WHAT IS NEEDED -
Go through the entries below and pick out every line with "JSON".
** BEGIN MATERIAL SHOWN **
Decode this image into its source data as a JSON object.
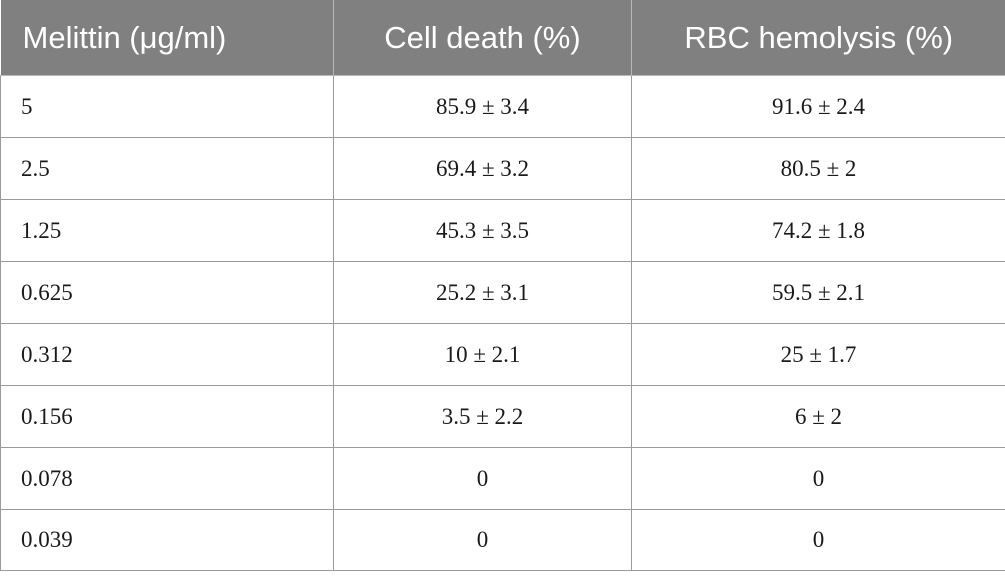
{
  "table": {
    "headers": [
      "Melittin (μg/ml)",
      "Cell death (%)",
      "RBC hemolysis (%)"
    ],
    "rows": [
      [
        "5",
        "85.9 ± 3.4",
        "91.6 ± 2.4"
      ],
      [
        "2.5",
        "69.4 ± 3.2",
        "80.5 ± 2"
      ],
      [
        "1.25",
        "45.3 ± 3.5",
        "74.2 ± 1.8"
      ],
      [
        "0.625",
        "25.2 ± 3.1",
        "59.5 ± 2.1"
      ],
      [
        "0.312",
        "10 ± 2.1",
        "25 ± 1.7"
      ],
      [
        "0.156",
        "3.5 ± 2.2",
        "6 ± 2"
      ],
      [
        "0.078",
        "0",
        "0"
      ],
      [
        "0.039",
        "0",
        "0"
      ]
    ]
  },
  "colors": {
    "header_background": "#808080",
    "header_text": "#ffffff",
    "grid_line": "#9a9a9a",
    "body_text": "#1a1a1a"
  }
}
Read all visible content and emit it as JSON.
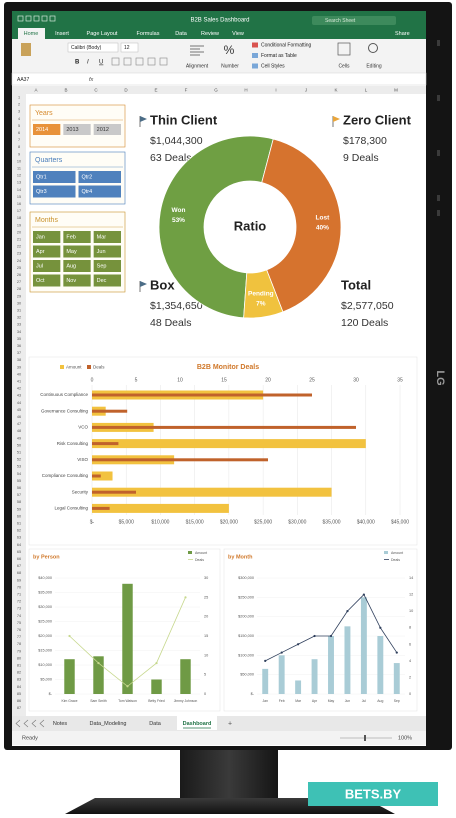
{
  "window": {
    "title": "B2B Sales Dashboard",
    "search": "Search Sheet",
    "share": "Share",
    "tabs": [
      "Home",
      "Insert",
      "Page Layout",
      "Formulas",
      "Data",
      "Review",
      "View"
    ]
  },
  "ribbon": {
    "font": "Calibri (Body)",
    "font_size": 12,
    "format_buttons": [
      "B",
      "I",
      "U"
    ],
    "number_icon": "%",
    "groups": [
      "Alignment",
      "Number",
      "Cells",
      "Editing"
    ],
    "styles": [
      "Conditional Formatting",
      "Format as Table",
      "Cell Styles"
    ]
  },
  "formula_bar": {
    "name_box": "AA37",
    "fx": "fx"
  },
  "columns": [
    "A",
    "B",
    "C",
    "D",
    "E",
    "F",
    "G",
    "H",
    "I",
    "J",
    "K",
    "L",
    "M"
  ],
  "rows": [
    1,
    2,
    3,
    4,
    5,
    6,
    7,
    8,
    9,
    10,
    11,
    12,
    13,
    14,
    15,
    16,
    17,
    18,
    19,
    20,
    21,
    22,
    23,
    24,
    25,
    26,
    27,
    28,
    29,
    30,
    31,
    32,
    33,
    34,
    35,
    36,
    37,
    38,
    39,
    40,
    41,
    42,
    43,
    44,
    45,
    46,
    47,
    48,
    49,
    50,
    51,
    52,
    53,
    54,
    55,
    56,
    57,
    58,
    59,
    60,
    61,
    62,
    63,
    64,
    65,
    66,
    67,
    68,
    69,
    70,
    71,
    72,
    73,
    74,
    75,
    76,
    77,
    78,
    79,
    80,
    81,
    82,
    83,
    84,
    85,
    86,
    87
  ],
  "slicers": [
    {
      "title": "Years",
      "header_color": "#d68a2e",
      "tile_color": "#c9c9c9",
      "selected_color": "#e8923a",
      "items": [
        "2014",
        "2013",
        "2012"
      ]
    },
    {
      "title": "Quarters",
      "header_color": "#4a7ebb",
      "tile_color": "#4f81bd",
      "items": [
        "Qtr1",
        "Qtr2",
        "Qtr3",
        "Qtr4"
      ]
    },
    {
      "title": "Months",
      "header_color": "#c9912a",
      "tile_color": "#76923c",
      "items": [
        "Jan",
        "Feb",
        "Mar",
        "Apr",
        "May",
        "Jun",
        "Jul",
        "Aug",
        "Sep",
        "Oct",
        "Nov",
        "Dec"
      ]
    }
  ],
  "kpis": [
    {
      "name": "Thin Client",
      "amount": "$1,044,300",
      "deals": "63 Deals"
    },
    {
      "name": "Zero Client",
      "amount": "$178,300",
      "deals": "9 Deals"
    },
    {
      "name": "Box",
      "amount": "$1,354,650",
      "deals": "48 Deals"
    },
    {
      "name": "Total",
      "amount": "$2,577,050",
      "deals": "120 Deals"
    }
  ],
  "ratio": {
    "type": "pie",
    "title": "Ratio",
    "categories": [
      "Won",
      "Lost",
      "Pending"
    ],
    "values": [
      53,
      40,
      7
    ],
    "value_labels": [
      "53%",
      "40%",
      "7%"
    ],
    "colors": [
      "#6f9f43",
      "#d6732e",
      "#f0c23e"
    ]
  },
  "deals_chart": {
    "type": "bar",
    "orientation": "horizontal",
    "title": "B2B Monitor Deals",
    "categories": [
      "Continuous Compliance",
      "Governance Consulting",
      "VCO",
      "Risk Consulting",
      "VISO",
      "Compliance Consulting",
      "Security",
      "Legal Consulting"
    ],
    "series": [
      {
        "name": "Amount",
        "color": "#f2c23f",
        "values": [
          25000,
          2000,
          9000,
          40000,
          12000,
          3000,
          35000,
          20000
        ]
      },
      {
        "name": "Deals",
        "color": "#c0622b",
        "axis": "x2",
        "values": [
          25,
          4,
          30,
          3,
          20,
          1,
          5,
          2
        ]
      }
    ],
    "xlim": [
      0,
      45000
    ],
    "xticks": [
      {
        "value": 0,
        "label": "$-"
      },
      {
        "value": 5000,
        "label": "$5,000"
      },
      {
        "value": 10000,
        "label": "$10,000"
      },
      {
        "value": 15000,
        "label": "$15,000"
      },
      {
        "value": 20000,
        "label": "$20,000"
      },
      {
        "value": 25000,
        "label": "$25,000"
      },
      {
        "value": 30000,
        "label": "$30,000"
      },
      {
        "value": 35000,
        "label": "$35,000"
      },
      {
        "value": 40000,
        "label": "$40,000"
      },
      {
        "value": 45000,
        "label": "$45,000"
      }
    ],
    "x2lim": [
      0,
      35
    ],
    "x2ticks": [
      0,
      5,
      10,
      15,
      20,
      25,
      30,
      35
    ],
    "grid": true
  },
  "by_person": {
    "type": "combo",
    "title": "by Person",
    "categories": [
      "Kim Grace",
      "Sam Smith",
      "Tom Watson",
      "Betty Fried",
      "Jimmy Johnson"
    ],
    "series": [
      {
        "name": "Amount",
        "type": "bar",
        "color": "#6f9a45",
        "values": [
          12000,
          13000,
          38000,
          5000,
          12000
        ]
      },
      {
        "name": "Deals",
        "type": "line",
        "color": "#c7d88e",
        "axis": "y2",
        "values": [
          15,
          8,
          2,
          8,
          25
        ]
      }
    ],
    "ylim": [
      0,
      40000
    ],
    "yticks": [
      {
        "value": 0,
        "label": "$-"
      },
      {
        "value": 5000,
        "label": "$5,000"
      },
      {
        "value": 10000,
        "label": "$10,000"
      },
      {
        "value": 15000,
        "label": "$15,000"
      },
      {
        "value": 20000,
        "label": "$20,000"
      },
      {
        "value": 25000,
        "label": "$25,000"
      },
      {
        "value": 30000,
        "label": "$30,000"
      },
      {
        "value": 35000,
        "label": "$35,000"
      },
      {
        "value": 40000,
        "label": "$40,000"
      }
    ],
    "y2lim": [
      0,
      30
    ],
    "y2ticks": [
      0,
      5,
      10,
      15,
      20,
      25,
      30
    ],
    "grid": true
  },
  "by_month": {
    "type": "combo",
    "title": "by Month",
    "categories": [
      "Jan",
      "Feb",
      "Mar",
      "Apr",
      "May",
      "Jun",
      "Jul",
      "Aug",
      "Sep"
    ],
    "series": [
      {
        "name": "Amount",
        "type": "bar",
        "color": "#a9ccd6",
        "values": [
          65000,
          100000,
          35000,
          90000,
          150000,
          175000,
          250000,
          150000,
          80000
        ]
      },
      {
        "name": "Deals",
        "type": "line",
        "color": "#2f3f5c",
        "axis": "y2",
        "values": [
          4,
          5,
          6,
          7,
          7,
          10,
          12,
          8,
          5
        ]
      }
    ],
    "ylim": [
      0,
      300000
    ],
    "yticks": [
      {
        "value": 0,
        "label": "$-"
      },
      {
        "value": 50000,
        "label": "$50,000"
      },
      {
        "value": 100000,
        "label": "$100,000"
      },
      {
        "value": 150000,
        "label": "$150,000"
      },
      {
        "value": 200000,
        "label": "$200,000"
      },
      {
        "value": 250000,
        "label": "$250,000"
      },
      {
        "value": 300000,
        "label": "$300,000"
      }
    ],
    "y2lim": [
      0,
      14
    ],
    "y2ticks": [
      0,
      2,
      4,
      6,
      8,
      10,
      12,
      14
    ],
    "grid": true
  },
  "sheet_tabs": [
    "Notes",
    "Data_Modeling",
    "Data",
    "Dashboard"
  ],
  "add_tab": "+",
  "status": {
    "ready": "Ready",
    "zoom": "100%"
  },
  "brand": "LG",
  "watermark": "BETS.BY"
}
** END MATERIAL SHOWN **
ANSWER FOR THE TASK -
Decode this image into its source data as a JSON object.
Read all visible content and emit it as JSON.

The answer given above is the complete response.